# Short exercise
Set down the whole listing verbatim.

::::::::

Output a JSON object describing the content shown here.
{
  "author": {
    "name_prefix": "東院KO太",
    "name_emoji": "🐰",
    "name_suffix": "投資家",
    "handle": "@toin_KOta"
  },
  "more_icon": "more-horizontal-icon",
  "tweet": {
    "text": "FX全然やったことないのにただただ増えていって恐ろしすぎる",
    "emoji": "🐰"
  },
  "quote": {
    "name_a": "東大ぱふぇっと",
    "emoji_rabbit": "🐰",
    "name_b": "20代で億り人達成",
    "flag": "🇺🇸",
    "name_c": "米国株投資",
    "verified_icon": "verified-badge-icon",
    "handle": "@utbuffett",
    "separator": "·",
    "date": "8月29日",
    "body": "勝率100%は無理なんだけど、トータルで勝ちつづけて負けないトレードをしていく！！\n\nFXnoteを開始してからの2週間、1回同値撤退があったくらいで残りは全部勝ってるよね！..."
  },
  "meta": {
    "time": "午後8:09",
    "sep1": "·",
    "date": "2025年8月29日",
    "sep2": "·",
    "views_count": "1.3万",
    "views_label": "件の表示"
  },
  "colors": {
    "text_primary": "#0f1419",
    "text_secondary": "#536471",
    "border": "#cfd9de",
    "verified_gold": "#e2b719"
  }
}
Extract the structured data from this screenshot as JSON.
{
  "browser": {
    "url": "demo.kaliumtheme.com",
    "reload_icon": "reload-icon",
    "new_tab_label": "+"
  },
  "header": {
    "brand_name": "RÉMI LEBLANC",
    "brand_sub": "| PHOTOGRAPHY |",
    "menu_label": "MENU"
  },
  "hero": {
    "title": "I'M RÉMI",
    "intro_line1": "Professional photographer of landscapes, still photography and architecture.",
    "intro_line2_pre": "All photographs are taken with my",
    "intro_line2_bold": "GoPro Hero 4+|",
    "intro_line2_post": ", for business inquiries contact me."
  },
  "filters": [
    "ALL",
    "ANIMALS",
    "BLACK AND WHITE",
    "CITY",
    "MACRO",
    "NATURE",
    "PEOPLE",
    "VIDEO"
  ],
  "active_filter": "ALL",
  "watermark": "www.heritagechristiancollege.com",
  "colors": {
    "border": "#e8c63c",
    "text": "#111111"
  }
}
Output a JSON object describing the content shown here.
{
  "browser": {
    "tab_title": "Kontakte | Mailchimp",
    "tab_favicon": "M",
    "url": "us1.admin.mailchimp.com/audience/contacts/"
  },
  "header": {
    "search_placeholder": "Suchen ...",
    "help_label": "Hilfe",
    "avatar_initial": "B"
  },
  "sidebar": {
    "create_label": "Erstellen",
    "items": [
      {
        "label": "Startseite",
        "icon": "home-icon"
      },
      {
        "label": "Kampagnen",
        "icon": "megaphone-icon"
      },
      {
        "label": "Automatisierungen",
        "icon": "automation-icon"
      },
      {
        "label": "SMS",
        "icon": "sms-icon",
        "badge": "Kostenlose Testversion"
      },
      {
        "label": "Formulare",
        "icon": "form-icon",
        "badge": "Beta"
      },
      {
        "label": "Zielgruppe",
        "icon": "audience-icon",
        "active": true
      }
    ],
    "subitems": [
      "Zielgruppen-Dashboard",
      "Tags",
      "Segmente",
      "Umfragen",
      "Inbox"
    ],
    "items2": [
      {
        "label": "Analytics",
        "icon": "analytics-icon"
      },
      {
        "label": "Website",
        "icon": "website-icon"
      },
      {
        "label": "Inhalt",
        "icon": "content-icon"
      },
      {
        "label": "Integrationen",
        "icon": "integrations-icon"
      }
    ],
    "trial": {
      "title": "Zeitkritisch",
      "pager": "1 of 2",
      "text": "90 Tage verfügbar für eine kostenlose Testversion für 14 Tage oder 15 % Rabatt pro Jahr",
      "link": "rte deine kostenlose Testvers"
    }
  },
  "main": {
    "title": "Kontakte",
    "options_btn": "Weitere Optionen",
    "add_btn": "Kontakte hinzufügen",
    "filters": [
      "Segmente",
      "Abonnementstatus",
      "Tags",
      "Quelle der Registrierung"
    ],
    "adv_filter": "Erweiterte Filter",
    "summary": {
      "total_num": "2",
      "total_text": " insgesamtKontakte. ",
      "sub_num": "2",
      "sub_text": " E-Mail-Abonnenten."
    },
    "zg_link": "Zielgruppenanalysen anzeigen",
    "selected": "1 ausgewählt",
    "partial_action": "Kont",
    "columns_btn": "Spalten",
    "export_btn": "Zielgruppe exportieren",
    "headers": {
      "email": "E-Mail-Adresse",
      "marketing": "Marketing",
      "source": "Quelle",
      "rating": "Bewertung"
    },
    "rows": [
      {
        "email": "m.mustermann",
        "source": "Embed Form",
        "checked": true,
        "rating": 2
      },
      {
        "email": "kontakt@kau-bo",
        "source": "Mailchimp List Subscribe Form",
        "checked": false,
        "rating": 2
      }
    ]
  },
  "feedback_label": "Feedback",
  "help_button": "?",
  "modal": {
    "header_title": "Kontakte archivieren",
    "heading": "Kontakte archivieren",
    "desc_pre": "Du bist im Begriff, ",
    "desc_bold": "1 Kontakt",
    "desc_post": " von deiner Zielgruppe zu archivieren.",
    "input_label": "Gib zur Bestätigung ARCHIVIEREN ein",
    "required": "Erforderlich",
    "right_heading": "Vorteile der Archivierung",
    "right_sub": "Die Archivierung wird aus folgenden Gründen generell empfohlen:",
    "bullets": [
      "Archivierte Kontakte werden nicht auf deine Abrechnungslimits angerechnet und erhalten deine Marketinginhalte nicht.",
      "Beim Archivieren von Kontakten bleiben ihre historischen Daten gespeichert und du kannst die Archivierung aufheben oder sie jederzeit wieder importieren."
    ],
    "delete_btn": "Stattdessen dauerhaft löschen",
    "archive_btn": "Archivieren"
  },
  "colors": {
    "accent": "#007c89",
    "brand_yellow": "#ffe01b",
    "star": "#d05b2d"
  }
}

::::::::

# Task result
Output a JSON object describing the content shown here.
{
  "author": {
    "name_prefix": "東院KO太",
    "name_emoji": "🐰",
    "name_suffix": "投資家",
    "handle": "@toin_KOta"
  },
  "more_icon": "more-horizontal-icon",
  "tweet": {
    "text": "FX全然やったことないのにただただ増えていって恐ろしすぎる",
    "emoji": "🐰"
  },
  "quote": {
    "name_a": "東大ぱふぇっと",
    "emoji_rabbit": "🐰",
    "name_b": "20代で億り人達成",
    "flag": "🇺🇸",
    "name_c": "米国株投資",
    "verified_icon": "verified-badge-icon",
    "handle": "@utbuffett",
    "separator": "·",
    "date": "8月29日",
    "body": "勝率100%は無理なんだけど、トータルで勝ちつづけて負けないトレードをしていく！！\n\nFXnoteを開始してからの2週間、1回同値撤退があったくらいで残りは全部勝ってるよね！..."
  },
  "meta": {
    "time": "午後8:09",
    "sep1": "·",
    "date": "2025年8月29日",
    "sep2": "·",
    "views_count": "1.3万",
    "views_label": "件の表示"
  },
  "colors": {
    "text_primary": "#0f1419",
    "text_secondary": "#536471",
    "border": "#cfd9de",
    "verified_gold": "#e2b719"
  }
}
Extract the structured data from this screenshot as JSON.
{
  "browser": {
    "url": "demo.kaliumtheme.com",
    "reload_icon": "reload-icon",
    "new_tab_label": "+"
  },
  "header": {
    "brand_name": "RÉMI LEBLANC",
    "brand_sub": "| PHOTOGRAPHY |",
    "menu_label": "MENU"
  },
  "hero": {
    "title": "I'M RÉMI",
    "intro_line1": "Professional photographer of landscapes, still photography and architecture.",
    "intro_line2_pre": "All photographs are taken with my",
    "intro_line2_bold": "GoPro Hero 4+|",
    "intro_line2_post": ", for business inquiries contact me."
  },
  "filters": [
    "ALL",
    "ANIMALS",
    "BLACK AND WHITE",
    "CITY",
    "MACRO",
    "NATURE",
    "PEOPLE",
    "VIDEO"
  ],
  "active_filter": "ALL",
  "watermark": "www.heritagechristiancollege.com",
  "colors": {
    "border": "#e8c63c",
    "text": "#111111"
  }
}
Output a JSON object describing the content shown here.
{
  "browser": {
    "tab_title": "Kontakte | Mailchimp",
    "tab_favicon": "M",
    "url": "us1.admin.mailchimp.com/audience/contacts/"
  },
  "header": {
    "search_placeholder": "Suchen ...",
    "help_label": "Hilfe",
    "avatar_initial": "B"
  },
  "sidebar": {
    "create_label": "Erstellen",
    "items": [
      {
        "label": "Startseite",
        "icon": "home-icon"
      },
      {
        "label": "Kampagnen",
        "icon": "megaphone-icon"
      },
      {
        "label": "Automatisierungen",
        "icon": "automation-icon"
      },
      {
        "label": "SMS",
        "icon": "sms-icon",
        "badge": "Kostenlose Testversion"
      },
      {
        "label": "Formulare",
        "icon": "form-icon",
        "badge": "Beta"
      },
      {
        "label": "Zielgruppe",
        "icon": "audience-icon",
        "active": true
      }
    ],
    "subitems": [
      "Zielgruppen-Dashboard",
      "Tags",
      "Segmente",
      "Umfragen",
      "Inbox"
    ],
    "items2": [
      {
        "label": "Analytics",
        "icon": "analytics-icon"
      },
      {
        "label": "Website",
        "icon": "website-icon"
      },
      {
        "label": "Inhalt",
        "icon": "content-icon"
      },
      {
        "label": "Integrationen",
        "icon": "integrations-icon"
      }
    ],
    "trial": {
      "title": "Zeitkritisch",
      "pager": "1 of 2",
      "text": "90 Tage verfügbar für eine kostenlose Testversion für 14 Tage oder 15 % Rabatt pro Jahr",
      "link": "rte deine kostenlose Testvers"
    }
  },
  "main": {
    "title": "Kontakte",
    "options_btn": "Weitere Optionen",
    "add_btn": "Kontakte hinzufügen",
    "filters": [
      "Segmente",
      "Abonnementstatus",
      "Tags",
      "Quelle der Registrierung"
    ],
    "adv_filter": "Erweiterte Filter",
    "summary": {
      "total_num": "2",
      "total_text": " insgesamtKontakte. ",
      "sub_num": "2",
      "sub_text": " E-Mail-Abonnenten."
    },
    "zg_link": "Zielgruppenanalysen anzeigen",
    "selected": "1 ausgewählt",
    "partial_action": "Kont",
    "columns_btn": "Spalten",
    "export_btn": "Zielgruppe exportieren",
    "headers": {
      "email": "E-Mail-Adresse",
      "marketing": "Marketing",
      "source": "Quelle",
      "rating": "Bewertung"
    },
    "rows": [
      {
        "email": "m.mustermann",
        "source": "Embed Form",
        "checked": true,
        "rating": 2
      },
      {
        "email": "kontakt@kau-bo",
        "source": "Mailchimp List Subscribe Form",
        "checked": false,
        "rating": 2
      }
    ]
  },
  "feedback_label": "Feedback",
  "help_button": "?",
  "modal": {
    "header_title": "Kontakte archivieren",
    "heading": "Kontakte archivieren",
    "desc_pre": "Du bist im Begriff, ",
    "desc_bold": "1 Kontakt",
    "desc_post": " von deiner Zielgruppe zu archivieren.",
    "input_label": "Gib zur Bestätigung ARCHIVIEREN ein",
    "required": "Erforderlich",
    "right_heading": "Vorteile der Archivierung",
    "right_sub": "Die Archivierung wird aus folgenden Gründen generell empfohlen:",
    "bullets": [
      "Archivierte Kontakte werden nicht auf deine Abrechnungslimits angerechnet und erhalten deine Marketinginhalte nicht.",
      "Beim Archivieren von Kontakten bleiben ihre historischen Daten gespeichert und du kannst die Archivierung aufheben oder sie jederzeit wieder importieren."
    ],
    "delete_btn": "Stattdessen dauerhaft löschen",
    "archive_btn": "Archivieren"
  },
  "colors": {
    "accent": "#007c89",
    "brand_yellow": "#ffe01b",
    "star": "#d05b2d"
  }
}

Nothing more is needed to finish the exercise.